[Dataset listings of figures]
★ ★ ★ ★ ★ ★ ★
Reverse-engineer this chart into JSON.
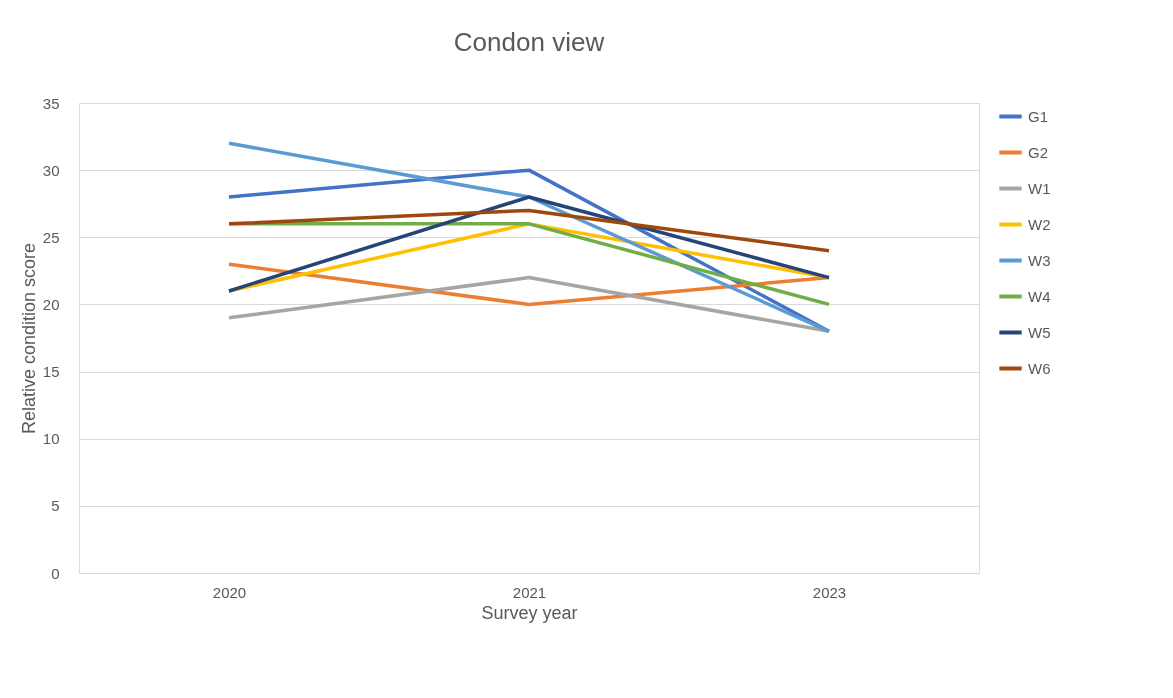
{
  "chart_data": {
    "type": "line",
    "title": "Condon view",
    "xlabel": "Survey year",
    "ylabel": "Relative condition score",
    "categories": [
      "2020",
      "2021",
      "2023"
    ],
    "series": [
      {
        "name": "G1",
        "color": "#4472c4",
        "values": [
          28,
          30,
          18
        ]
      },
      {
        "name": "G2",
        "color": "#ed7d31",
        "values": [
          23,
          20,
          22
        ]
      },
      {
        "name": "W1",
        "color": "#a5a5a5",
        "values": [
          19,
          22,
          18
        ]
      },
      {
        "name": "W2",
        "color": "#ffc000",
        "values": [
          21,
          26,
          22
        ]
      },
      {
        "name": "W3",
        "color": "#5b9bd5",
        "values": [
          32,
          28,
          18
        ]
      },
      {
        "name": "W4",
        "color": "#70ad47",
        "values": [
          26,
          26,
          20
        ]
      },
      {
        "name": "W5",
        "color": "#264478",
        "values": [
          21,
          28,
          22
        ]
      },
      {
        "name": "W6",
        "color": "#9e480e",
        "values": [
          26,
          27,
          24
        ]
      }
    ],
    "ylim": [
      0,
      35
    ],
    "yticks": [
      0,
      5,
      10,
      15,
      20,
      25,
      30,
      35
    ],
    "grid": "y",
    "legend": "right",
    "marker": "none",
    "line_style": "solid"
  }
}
★ ★ ★ ★ ★ ★ ★
== Short exercise ==
From the data above, copy each line that has the string "name".

== Answer to the problem ==
        "name": "G1",
        "name": "G2",
        "name": "W1",
        "name": "W2",
        "name": "W3",
        "name": "W4",
        "name": "W5",
        "name": "W6",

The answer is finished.